§ **Problem details**:
Find the lines holding the word "Batches" and collect them.

Stored data:

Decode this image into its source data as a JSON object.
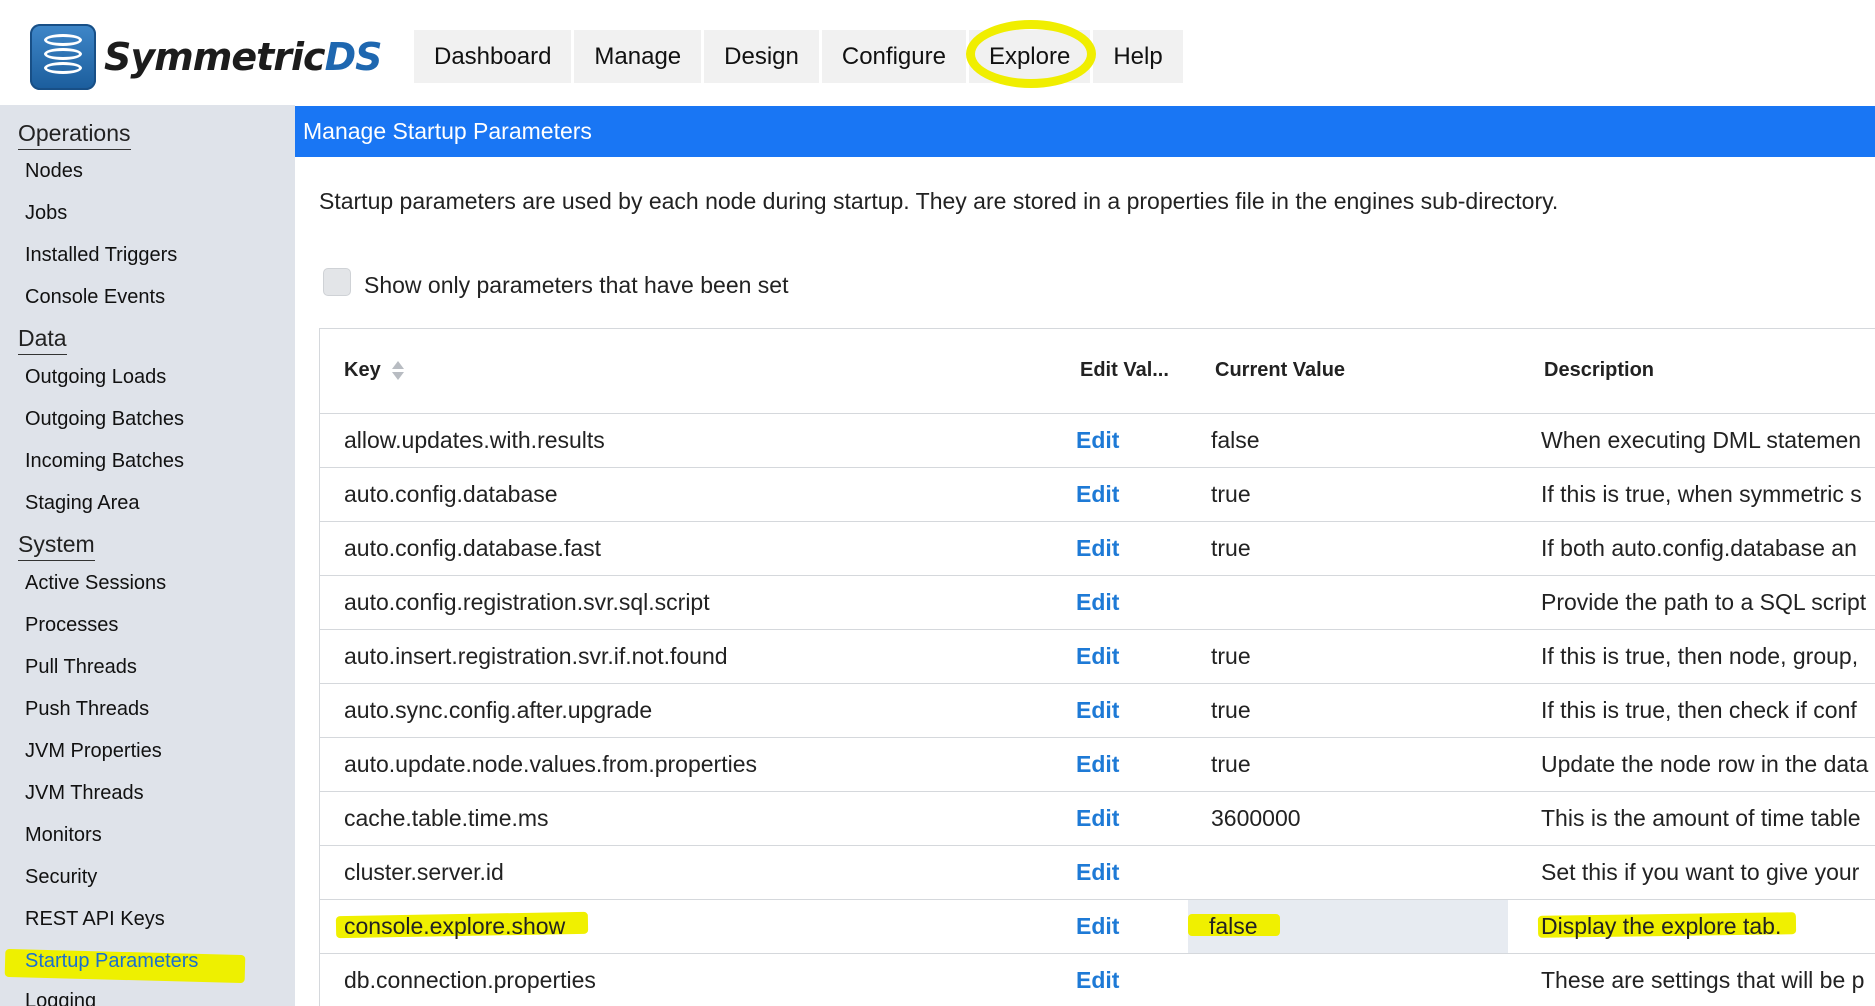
{
  "app": {
    "logo_text_primary": "Symmetric",
    "logo_text_secondary": "DS"
  },
  "topnav": {
    "tabs": [
      {
        "label": "Dashboard"
      },
      {
        "label": "Manage"
      },
      {
        "label": "Design"
      },
      {
        "label": "Configure"
      },
      {
        "label": "Explore"
      },
      {
        "label": "Help"
      }
    ]
  },
  "sidebar": {
    "groups": [
      {
        "label": "Operations",
        "items": [
          "Nodes",
          "Jobs",
          "Installed Triggers",
          "Console Events"
        ]
      },
      {
        "label": "Data",
        "items": [
          "Outgoing Loads",
          "Outgoing Batches",
          "Incoming Batches",
          "Staging Area"
        ]
      },
      {
        "label": "System",
        "items": [
          "Active Sessions",
          "Processes",
          "Pull Threads",
          "Push Threads",
          "JVM Properties",
          "JVM Threads",
          "Monitors",
          "Security",
          "REST API Keys",
          "Startup Parameters",
          "Logging"
        ]
      }
    ],
    "active_item": "Startup Parameters"
  },
  "main": {
    "title": "Manage Startup Parameters",
    "intro": "Startup parameters are used by each node during startup. They are stored in a properties file in the engines sub-directory.",
    "filter_checkbox": {
      "label": "Show only parameters that have been set",
      "checked": false
    }
  },
  "table": {
    "headers": {
      "key": "Key",
      "edit": "Edit Val...",
      "current": "Current Value",
      "description": "Description"
    },
    "rows": [
      {
        "key": "allow.updates.with.results",
        "edit": "Edit",
        "current": "false",
        "description": "When executing DML statemen"
      },
      {
        "key": "auto.config.database",
        "edit": "Edit",
        "current": "true",
        "description": "If this is true, when symmetric s"
      },
      {
        "key": "auto.config.database.fast",
        "edit": "Edit",
        "current": "true",
        "description": "If both auto.config.database an"
      },
      {
        "key": "auto.config.registration.svr.sql.script",
        "edit": "Edit",
        "current": "",
        "description": "Provide the path to a SQL script"
      },
      {
        "key": "auto.insert.registration.svr.if.not.found",
        "edit": "Edit",
        "current": "true",
        "description": "If this is true, then node, group,"
      },
      {
        "key": "auto.sync.config.after.upgrade",
        "edit": "Edit",
        "current": "true",
        "description": "If this is true, then check if conf"
      },
      {
        "key": "auto.update.node.values.from.properties",
        "edit": "Edit",
        "current": "true",
        "description": "Update the node row in the data"
      },
      {
        "key": "cache.table.time.ms",
        "edit": "Edit",
        "current": "3600000",
        "description": "This is the amount of time table"
      },
      {
        "key": "cluster.server.id",
        "edit": "Edit",
        "current": "",
        "description": "Set this if you want to give your"
      },
      {
        "key": "console.explore.show",
        "edit": "Edit",
        "current": "false",
        "description": "Display the explore tab."
      },
      {
        "key": "db.connection.properties",
        "edit": "Edit",
        "current": "",
        "description": "These are settings that will be p"
      }
    ]
  },
  "colors": {
    "titlebar": "#1976f4",
    "sidebar_bg": "#dfe3ea",
    "edit_link": "#1e7ad6",
    "highlighter": "#f0f000"
  }
}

§ **Right answer**:
          "Outgoing Batches",
          "Incoming Batches",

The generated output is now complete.